Make a verbatim copy of the entries below; pictures stay out.

Supplied entries:
########################################

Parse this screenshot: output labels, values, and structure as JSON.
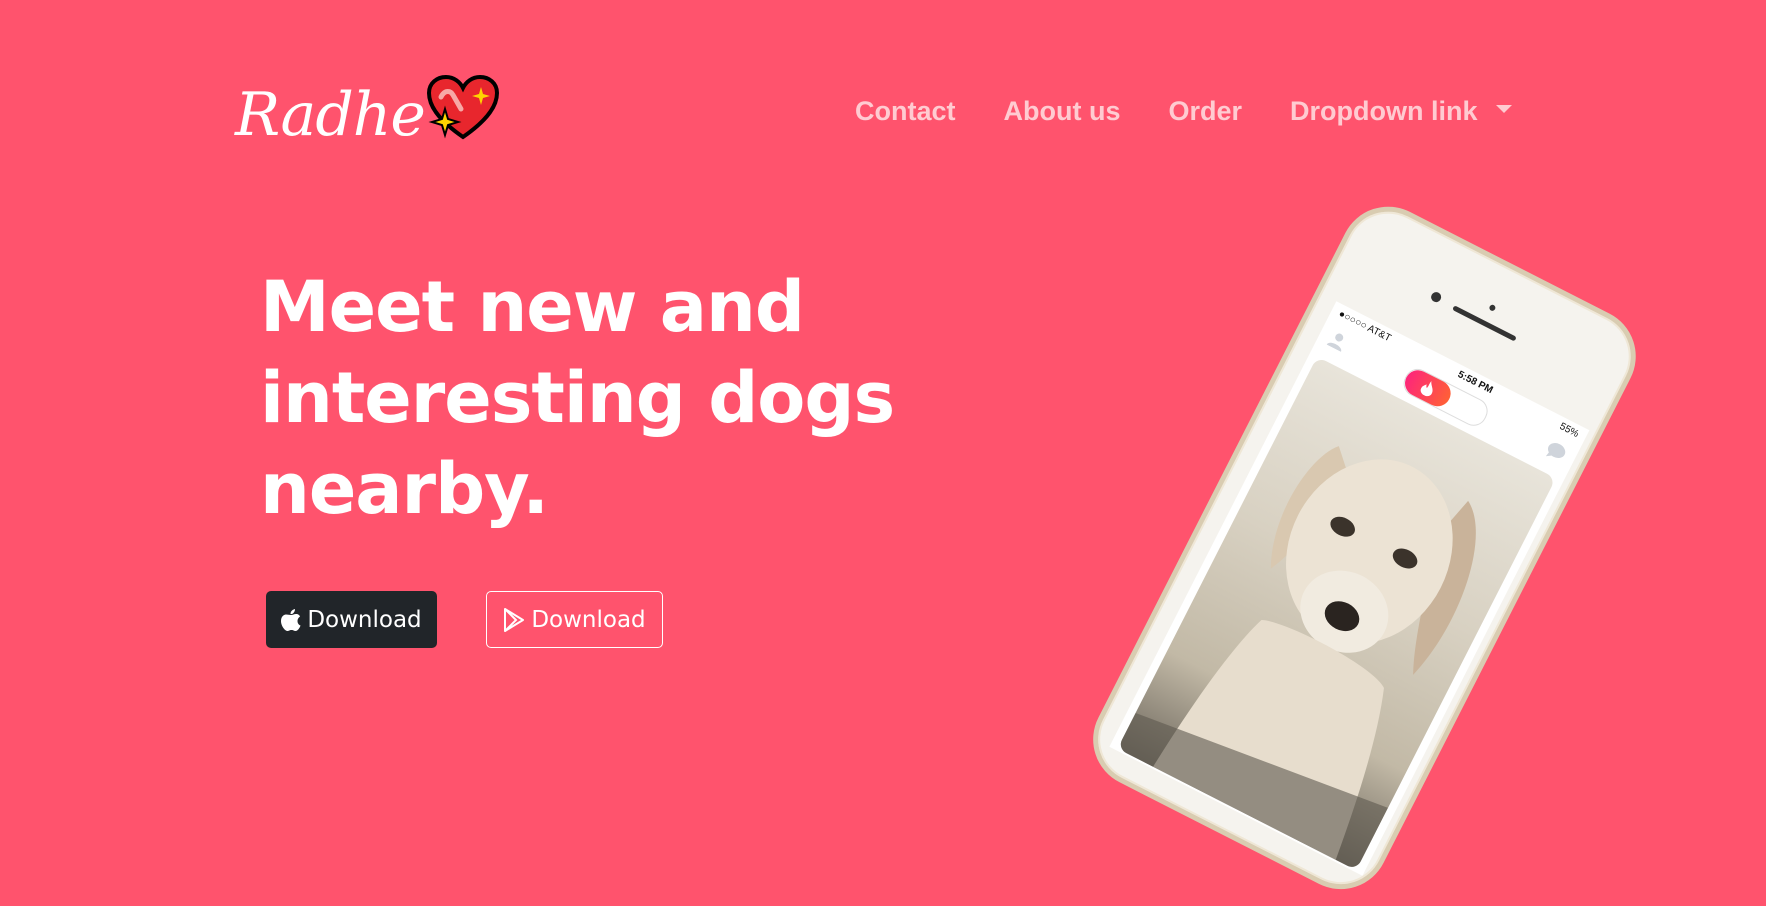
{
  "navbar": {
    "brand": "Radhe",
    "links": [
      {
        "label": "Contact"
      },
      {
        "label": "About us"
      },
      {
        "label": "Order"
      }
    ],
    "dropdown_label": "Dropdown link"
  },
  "hero": {
    "headline": "Meet new and interesting dogs nearby.",
    "buttons": {
      "apple_label": "Download",
      "google_label": "Download"
    }
  },
  "phone": {
    "carrier": "●○○○○ AT&T",
    "time": "5:58 PM",
    "battery": "55%"
  },
  "colors": {
    "background": "#ff536d",
    "nav_link": "#ffcbd1",
    "dark_button": "#212529"
  },
  "icons": [
    "sparkling-heart-icon",
    "apple-icon",
    "google-play-icon",
    "caret-down-icon",
    "flame-icon",
    "profile-icon",
    "chat-icon"
  ]
}
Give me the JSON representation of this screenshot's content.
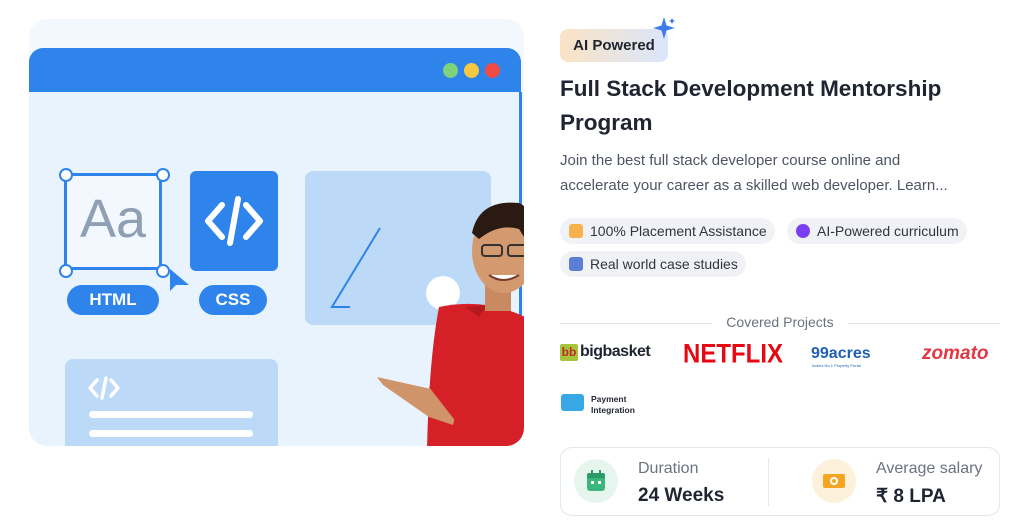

########################################

Exercise result:
Parse this screenshot: output labels, values, and structure as JSON.
{
  "navbar": {
    "brand": "Radhe",
    "links": [
      {
        "label": "Contact"
      },
      {
        "label": "About us"
      },
      {
        "label": "Order"
      }
    ],
    "dropdown_label": "Dropdown link"
  },
  "hero": {
    "headline": "Meet new and interesting dogs nearby.",
    "buttons": {
      "apple_label": "Download",
      "google_label": "Download"
    }
  },
  "phone": {
    "carrier": "●○○○○ AT&T",
    "time": "5:58 PM",
    "battery": "55%"
  },
  "colors": {
    "background": "#ff536d",
    "nav_link": "#ffcbd1",
    "dark_button": "#212529"
  },
  "icons": [
    "sparkling-heart-icon",
    "apple-icon",
    "google-play-icon",
    "caret-down-icon",
    "flame-icon",
    "profile-icon",
    "chat-icon"
  ]
}
Give me the JSON representation of this screenshot's content.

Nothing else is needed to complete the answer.